(STATED GOAL)
Pick out each line of the records that includes the string "Topaz", and copy it.

(RECORDS SUPPLIED)
● ● ● ● ●

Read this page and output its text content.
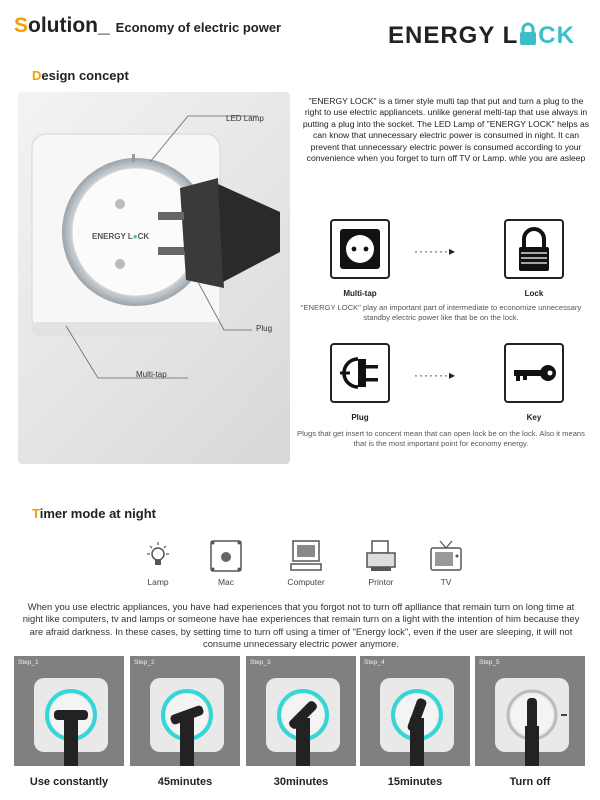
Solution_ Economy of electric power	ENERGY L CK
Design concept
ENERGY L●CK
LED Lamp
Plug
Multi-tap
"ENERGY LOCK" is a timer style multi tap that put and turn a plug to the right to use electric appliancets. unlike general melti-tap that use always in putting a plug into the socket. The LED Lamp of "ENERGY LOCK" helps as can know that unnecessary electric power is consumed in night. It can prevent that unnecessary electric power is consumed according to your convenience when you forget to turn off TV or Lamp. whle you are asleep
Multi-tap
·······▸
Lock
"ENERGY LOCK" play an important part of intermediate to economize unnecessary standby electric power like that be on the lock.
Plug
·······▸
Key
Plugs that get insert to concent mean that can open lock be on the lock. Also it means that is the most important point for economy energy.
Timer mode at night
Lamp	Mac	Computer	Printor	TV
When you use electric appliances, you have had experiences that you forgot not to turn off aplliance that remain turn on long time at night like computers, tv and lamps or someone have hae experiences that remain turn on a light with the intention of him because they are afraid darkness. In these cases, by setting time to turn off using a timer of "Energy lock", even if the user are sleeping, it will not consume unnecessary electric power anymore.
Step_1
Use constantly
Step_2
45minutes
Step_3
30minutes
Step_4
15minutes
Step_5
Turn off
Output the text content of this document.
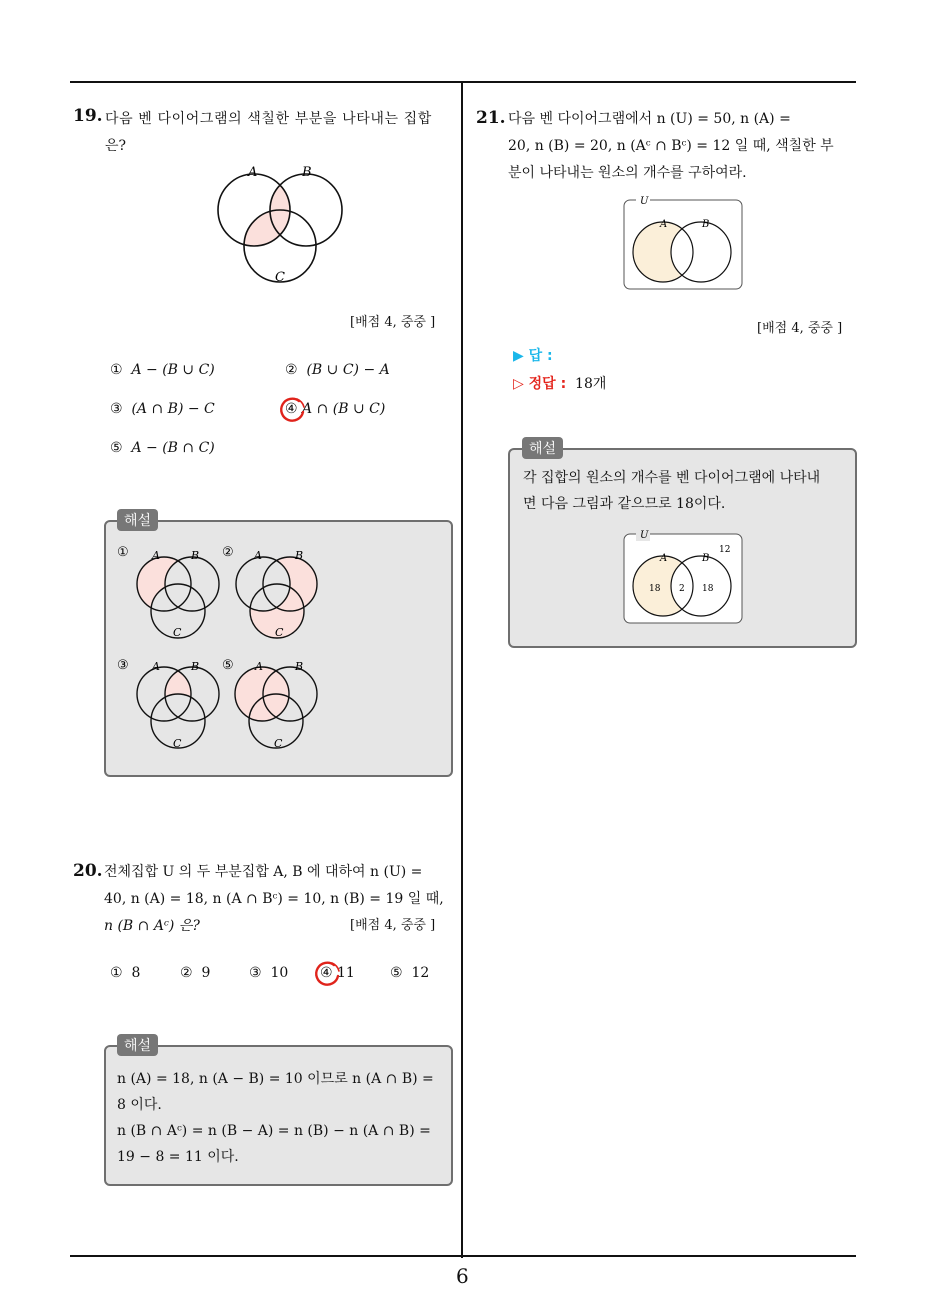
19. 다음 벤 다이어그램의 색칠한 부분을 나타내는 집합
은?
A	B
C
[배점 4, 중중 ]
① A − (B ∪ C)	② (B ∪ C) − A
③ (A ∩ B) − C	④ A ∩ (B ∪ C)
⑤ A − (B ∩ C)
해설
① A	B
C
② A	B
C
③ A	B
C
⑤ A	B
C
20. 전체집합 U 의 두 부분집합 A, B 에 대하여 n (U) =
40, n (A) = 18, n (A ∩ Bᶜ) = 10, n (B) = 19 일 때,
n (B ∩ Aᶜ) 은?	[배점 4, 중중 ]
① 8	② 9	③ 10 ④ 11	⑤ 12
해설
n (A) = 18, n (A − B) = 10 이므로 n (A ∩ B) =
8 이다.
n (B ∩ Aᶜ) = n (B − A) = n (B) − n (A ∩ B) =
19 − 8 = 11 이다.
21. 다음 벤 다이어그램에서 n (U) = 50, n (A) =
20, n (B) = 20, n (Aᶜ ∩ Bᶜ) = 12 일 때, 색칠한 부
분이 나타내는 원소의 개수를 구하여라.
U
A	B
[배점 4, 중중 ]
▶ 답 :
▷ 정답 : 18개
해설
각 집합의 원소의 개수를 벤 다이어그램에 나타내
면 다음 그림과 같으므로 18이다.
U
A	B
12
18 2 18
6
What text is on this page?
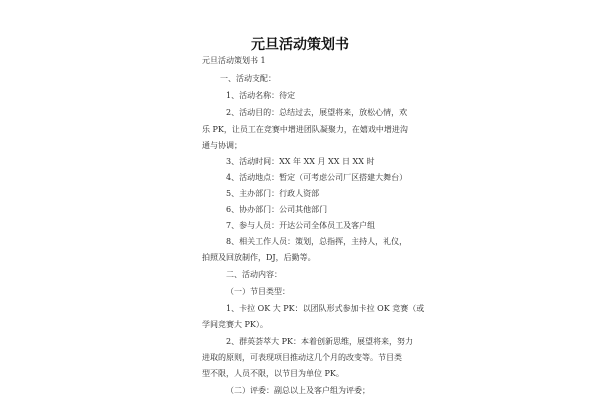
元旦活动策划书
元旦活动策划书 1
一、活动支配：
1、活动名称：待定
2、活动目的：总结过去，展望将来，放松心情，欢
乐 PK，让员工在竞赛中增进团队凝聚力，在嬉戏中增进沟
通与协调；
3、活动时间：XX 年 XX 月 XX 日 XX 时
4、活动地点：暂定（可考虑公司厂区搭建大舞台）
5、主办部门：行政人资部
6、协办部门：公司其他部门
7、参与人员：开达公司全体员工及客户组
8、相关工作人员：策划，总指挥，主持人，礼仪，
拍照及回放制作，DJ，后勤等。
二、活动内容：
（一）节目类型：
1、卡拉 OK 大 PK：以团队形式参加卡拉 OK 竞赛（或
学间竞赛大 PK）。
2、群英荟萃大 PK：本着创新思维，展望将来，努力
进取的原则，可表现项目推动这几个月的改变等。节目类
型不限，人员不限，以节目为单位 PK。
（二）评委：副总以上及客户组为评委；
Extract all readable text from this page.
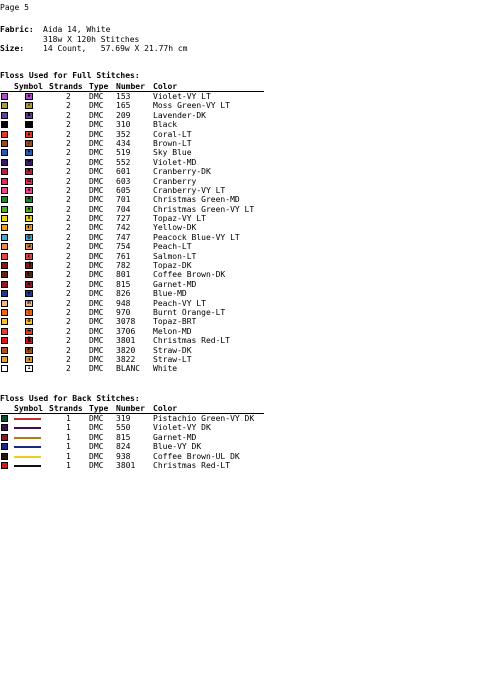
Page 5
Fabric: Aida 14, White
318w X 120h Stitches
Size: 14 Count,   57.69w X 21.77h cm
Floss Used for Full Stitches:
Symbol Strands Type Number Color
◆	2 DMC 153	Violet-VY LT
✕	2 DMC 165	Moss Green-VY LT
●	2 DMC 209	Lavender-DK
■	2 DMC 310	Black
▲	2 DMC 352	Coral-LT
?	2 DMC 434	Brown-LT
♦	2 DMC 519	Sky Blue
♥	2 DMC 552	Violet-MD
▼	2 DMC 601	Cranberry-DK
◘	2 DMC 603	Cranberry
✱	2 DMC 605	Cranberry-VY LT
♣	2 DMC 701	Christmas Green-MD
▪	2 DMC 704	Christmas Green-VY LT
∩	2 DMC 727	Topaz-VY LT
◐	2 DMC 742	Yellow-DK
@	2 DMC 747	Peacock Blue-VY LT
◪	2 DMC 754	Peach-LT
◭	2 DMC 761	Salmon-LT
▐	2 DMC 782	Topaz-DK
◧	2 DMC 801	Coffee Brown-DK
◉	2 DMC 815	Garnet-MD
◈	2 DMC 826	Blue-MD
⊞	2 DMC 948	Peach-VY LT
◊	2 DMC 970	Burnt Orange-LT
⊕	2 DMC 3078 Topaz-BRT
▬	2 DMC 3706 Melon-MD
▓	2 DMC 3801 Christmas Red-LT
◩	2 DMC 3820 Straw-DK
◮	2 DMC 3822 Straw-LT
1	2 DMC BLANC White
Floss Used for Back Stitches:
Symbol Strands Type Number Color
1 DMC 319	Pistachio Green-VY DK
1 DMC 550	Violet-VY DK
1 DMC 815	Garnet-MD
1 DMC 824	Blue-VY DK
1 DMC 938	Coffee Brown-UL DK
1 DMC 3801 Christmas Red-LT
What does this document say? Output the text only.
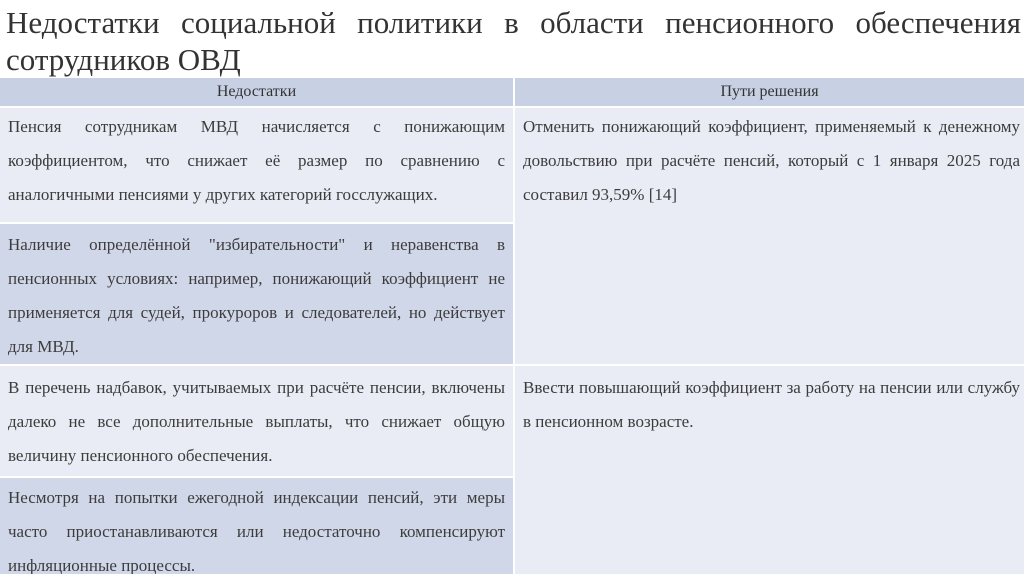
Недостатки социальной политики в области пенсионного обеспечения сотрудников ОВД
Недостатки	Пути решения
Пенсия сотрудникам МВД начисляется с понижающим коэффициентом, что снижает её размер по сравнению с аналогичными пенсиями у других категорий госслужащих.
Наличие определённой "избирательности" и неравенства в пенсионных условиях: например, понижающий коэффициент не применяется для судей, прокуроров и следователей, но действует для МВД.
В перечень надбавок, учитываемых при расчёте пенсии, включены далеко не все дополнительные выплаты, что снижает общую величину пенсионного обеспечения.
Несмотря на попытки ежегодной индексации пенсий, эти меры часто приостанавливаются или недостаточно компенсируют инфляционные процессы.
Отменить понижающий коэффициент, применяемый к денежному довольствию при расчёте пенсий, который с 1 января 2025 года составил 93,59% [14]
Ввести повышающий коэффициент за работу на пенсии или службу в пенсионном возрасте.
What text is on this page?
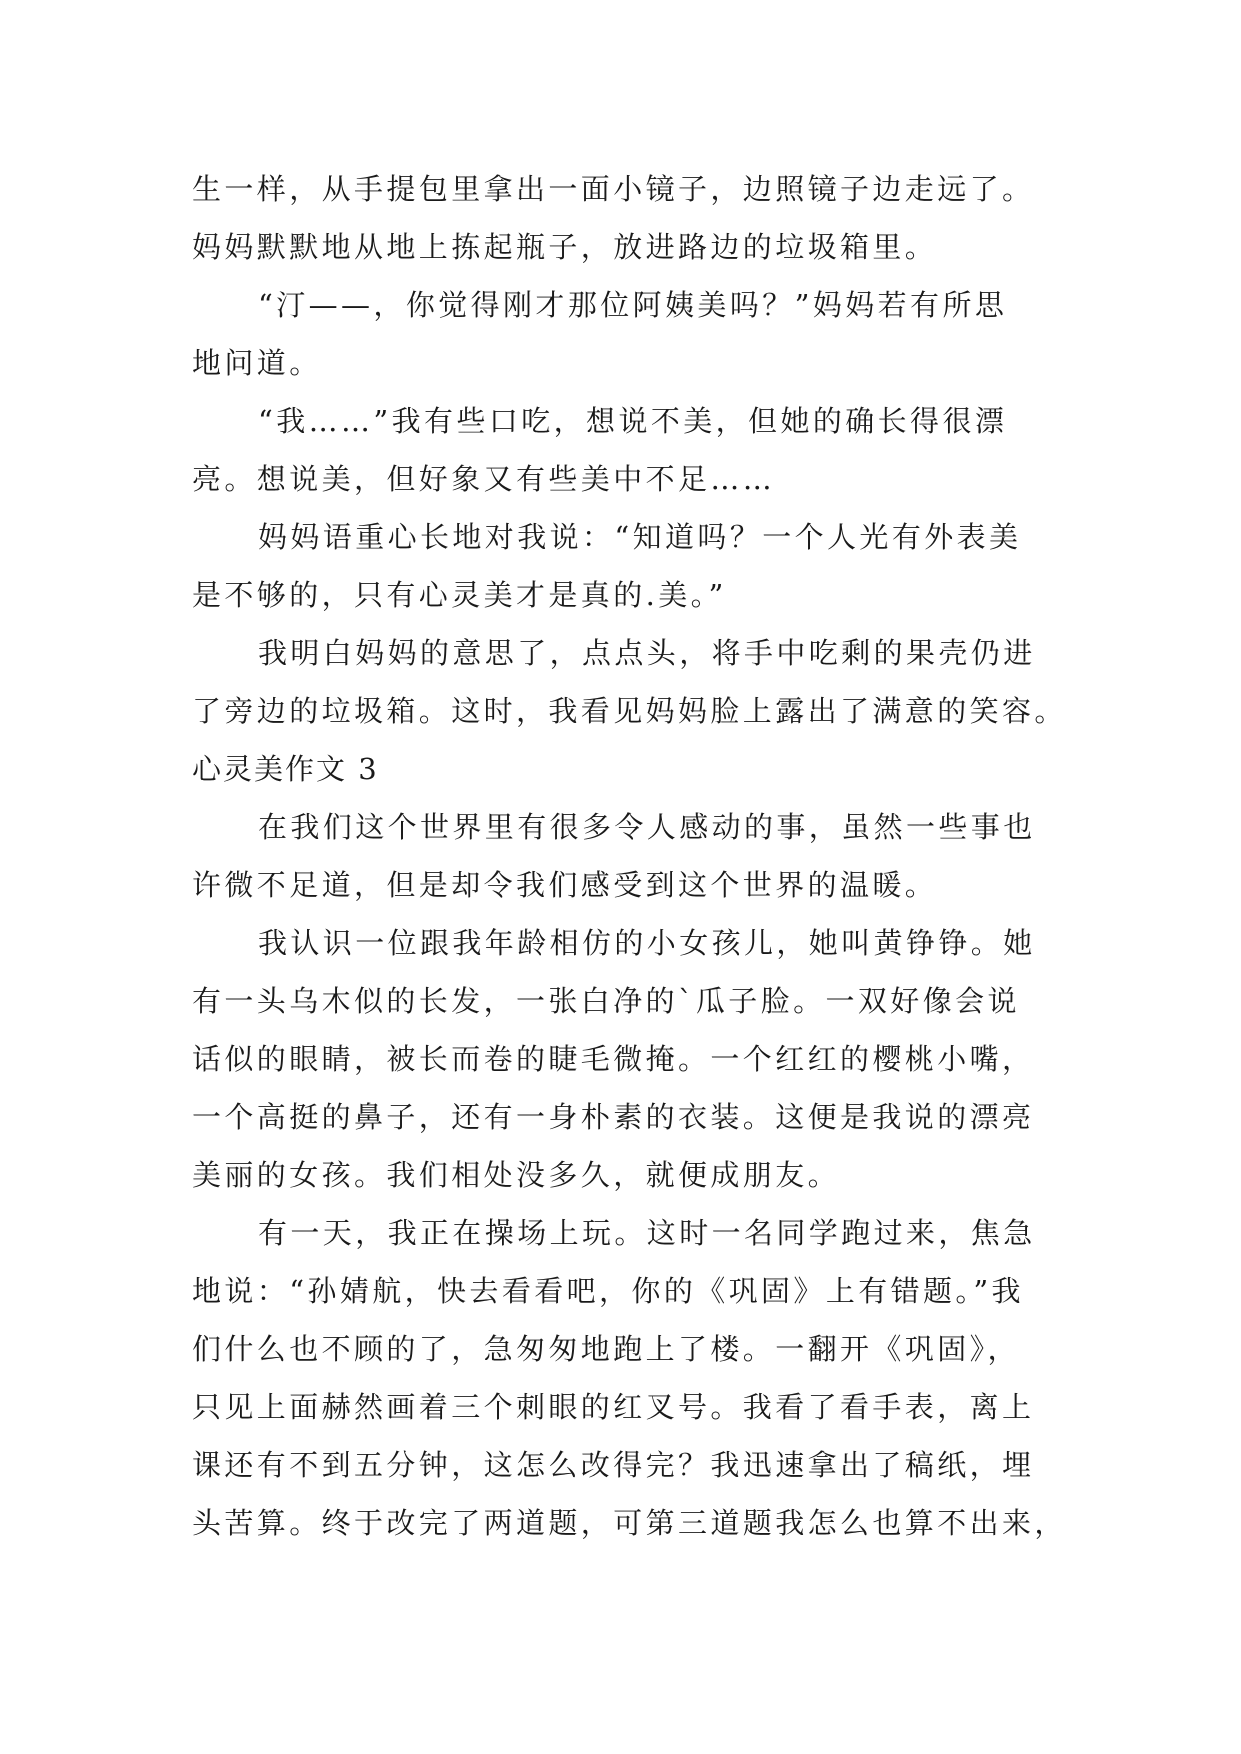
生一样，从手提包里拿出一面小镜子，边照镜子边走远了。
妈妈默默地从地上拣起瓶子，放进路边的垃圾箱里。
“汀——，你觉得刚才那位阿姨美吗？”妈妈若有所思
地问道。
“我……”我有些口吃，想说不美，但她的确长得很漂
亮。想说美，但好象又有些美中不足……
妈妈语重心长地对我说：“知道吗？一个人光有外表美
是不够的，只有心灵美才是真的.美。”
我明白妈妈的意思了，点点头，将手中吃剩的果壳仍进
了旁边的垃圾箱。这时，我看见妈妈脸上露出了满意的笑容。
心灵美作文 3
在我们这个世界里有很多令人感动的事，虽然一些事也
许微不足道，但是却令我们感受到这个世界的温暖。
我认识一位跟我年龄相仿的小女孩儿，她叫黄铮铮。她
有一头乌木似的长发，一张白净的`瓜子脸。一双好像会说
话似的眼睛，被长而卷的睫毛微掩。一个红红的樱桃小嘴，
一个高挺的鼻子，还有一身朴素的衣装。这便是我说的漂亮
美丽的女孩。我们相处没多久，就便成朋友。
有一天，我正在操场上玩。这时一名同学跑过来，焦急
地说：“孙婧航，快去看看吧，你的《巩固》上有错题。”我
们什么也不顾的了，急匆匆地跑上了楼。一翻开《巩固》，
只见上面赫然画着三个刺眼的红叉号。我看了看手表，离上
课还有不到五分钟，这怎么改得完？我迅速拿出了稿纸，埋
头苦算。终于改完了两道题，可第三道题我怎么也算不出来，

● ● ● ● ●

(OUTPUT OF THE EXERCISE)
∩	2 DMC 727	Topaz-VY LT
▐	2 DMC 782	Topaz-DK
⊕	2 DMC 3078 Topaz-BRT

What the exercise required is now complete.